### Data shown

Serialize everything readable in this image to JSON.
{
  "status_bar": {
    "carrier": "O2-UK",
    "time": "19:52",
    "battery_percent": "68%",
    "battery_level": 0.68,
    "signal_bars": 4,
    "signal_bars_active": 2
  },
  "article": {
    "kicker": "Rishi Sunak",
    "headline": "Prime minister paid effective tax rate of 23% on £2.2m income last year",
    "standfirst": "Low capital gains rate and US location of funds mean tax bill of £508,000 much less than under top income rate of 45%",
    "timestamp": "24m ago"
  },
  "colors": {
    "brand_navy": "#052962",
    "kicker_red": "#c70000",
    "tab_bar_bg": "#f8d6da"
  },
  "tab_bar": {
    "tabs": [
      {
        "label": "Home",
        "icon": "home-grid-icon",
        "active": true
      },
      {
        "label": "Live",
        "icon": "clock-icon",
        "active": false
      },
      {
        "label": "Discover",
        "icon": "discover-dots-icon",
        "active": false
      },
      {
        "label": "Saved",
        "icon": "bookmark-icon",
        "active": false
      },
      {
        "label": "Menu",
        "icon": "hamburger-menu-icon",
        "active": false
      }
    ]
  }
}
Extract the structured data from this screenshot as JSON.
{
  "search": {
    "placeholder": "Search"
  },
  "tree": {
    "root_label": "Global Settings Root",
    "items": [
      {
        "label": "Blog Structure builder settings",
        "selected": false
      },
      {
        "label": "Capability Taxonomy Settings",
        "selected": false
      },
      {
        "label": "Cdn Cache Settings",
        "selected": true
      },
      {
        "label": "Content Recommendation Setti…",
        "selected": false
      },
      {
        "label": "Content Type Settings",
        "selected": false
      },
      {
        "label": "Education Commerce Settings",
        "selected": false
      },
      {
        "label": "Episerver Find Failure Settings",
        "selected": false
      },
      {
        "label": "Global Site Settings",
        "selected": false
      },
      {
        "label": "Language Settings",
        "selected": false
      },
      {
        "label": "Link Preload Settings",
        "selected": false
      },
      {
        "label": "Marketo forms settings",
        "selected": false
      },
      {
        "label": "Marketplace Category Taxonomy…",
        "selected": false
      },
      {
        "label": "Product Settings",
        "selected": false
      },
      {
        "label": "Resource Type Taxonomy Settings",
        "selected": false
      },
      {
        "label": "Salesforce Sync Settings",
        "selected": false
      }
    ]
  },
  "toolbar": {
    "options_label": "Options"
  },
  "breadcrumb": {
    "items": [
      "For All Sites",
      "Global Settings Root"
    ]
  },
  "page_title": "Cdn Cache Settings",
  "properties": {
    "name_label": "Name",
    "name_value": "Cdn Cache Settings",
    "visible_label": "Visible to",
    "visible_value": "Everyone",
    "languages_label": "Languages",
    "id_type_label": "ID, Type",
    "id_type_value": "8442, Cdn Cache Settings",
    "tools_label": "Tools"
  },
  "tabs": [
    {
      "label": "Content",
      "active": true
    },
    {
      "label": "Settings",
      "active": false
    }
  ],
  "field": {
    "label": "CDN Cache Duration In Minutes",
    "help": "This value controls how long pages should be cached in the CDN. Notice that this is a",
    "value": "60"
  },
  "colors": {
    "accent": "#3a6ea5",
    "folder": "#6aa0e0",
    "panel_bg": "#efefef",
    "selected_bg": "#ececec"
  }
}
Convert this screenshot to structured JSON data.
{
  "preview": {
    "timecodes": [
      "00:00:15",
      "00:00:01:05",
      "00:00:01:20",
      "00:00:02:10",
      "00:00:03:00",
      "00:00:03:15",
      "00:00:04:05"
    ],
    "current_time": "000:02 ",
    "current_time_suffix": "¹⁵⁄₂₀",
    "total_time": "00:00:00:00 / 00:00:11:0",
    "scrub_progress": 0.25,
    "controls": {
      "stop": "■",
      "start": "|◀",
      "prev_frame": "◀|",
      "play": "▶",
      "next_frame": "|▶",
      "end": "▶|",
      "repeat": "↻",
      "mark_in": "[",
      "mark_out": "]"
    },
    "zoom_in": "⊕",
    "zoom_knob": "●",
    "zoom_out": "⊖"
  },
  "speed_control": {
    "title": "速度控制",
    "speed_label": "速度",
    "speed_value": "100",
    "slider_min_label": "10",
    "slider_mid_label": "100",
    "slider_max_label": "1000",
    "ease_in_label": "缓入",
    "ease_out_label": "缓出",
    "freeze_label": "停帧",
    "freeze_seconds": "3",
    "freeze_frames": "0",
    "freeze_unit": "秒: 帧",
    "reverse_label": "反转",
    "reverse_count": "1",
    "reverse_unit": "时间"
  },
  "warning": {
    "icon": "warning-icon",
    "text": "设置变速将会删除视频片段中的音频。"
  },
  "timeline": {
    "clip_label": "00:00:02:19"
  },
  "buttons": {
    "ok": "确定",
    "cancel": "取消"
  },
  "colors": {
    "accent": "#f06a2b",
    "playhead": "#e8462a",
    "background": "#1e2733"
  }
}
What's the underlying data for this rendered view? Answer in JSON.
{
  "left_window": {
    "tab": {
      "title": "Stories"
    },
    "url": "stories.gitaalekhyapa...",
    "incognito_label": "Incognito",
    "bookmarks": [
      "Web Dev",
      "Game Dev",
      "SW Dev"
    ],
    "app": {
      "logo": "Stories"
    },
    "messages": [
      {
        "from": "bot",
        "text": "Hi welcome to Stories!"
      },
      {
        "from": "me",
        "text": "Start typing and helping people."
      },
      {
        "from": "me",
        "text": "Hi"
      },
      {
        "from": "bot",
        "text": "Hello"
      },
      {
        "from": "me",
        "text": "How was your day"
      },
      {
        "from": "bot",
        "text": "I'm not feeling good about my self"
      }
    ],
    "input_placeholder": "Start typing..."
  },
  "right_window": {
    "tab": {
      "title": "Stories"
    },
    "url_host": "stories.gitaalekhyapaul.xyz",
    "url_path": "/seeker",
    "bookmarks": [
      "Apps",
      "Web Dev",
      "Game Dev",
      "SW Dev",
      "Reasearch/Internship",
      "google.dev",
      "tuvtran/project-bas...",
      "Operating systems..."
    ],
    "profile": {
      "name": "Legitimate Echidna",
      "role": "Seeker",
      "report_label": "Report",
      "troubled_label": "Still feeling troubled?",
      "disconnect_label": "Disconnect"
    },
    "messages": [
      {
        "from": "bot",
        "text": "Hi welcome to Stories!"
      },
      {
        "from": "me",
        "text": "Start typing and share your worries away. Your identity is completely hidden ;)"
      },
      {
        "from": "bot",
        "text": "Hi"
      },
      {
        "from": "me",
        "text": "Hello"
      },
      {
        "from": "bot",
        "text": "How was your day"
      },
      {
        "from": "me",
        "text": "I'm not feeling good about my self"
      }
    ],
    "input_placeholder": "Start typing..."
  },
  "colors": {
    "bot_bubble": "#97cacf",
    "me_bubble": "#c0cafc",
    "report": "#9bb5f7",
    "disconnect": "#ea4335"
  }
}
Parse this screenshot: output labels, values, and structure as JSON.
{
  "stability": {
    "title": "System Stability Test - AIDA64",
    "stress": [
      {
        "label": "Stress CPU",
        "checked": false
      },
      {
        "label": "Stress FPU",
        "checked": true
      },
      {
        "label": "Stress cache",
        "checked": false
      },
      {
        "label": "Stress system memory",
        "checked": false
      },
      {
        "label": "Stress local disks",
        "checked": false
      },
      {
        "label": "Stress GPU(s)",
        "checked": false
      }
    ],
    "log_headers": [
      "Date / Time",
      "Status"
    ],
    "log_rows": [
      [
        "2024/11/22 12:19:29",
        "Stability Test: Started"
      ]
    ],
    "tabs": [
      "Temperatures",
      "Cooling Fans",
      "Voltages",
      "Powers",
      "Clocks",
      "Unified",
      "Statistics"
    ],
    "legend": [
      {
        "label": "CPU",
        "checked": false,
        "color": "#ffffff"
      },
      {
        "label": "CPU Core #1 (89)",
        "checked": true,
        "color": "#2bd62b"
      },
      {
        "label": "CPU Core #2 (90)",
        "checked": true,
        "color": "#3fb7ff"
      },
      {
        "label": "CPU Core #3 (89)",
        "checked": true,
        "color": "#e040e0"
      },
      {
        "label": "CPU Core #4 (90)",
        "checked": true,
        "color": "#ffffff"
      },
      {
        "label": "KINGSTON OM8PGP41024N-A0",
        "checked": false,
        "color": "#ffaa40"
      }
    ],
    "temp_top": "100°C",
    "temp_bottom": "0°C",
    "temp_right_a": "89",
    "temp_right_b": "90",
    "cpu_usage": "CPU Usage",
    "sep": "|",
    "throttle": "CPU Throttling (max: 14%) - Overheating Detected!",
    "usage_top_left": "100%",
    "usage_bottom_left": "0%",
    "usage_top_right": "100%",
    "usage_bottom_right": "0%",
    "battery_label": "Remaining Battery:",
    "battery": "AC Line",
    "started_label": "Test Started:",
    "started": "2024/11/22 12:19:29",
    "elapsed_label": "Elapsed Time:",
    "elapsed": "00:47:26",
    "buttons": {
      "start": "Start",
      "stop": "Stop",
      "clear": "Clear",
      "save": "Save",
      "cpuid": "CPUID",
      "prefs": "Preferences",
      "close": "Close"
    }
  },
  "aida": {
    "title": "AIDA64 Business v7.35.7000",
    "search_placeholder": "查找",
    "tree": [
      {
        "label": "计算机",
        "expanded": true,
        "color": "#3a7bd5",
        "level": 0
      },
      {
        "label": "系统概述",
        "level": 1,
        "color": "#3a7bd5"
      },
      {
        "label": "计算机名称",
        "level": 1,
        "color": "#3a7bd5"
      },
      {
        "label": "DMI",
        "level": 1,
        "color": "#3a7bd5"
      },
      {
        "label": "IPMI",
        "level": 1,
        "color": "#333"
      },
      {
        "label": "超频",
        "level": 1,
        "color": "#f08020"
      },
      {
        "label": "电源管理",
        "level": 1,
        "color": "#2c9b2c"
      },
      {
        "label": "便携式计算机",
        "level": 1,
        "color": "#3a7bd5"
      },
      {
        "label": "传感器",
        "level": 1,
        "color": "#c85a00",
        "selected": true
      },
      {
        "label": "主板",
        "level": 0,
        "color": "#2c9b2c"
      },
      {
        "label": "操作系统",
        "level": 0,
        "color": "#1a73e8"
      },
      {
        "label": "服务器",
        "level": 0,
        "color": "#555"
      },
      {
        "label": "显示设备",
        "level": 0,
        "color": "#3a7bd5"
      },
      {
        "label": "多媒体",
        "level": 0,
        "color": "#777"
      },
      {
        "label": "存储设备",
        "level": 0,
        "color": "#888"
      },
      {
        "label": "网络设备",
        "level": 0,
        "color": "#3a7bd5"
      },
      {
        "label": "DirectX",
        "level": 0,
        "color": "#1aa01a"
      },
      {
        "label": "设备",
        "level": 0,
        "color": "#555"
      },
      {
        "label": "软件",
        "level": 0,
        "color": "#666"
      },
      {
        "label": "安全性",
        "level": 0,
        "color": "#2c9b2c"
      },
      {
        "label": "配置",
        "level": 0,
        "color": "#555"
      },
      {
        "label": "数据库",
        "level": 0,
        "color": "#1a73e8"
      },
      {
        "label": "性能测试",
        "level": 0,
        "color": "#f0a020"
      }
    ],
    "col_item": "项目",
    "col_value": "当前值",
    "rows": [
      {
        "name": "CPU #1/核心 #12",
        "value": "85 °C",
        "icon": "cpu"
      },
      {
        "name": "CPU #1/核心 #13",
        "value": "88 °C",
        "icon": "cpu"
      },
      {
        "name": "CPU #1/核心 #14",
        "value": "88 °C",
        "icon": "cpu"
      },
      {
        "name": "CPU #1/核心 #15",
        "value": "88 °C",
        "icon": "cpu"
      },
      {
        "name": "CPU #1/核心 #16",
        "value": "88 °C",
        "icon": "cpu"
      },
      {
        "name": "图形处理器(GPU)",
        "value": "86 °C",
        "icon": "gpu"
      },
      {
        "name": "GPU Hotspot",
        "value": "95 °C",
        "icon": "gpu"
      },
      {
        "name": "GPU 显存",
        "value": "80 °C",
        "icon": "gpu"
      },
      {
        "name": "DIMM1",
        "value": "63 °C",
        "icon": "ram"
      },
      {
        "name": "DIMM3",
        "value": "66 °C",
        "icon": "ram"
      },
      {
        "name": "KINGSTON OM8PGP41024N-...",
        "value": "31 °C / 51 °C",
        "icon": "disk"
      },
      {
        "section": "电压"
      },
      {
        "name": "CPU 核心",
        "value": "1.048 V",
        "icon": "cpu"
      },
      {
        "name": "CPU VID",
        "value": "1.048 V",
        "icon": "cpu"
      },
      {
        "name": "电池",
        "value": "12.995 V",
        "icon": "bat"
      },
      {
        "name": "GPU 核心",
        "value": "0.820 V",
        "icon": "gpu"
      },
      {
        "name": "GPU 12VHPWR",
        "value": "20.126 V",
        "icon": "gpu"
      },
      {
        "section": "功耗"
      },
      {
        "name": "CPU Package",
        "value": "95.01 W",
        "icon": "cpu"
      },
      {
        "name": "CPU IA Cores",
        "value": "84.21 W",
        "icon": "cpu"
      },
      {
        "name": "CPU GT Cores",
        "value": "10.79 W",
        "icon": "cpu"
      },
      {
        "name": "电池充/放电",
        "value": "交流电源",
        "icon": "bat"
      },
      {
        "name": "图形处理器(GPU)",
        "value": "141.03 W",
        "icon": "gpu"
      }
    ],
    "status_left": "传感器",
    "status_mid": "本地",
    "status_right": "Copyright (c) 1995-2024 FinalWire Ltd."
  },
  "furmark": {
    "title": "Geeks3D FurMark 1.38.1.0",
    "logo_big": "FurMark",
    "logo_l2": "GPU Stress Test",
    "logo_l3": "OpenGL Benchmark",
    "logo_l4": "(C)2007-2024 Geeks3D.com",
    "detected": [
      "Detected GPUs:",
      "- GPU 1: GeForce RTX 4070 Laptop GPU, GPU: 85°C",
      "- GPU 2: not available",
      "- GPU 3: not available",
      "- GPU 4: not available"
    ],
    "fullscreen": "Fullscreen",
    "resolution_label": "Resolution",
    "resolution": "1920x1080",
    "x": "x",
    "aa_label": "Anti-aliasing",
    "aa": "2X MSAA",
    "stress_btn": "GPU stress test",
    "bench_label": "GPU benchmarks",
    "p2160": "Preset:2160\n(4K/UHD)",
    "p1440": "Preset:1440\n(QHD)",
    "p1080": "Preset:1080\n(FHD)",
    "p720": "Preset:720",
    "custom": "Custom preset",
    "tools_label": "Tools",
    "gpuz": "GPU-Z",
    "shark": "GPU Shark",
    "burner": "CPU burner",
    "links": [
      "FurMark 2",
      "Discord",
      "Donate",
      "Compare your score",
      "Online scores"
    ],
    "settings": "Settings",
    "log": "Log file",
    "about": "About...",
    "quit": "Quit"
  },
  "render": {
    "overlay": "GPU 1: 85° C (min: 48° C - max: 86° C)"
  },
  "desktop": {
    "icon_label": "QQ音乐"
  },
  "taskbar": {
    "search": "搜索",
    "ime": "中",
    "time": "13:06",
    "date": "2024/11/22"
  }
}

######

→ To do
Which lines contain "screenshot"? Show each of them.

→ Result for this task
Extract the structured data from this screenshot as JSON.
Convert this screenshot to structured JSON data.
Parse this screenshot: output labels, values, and structure as JSON.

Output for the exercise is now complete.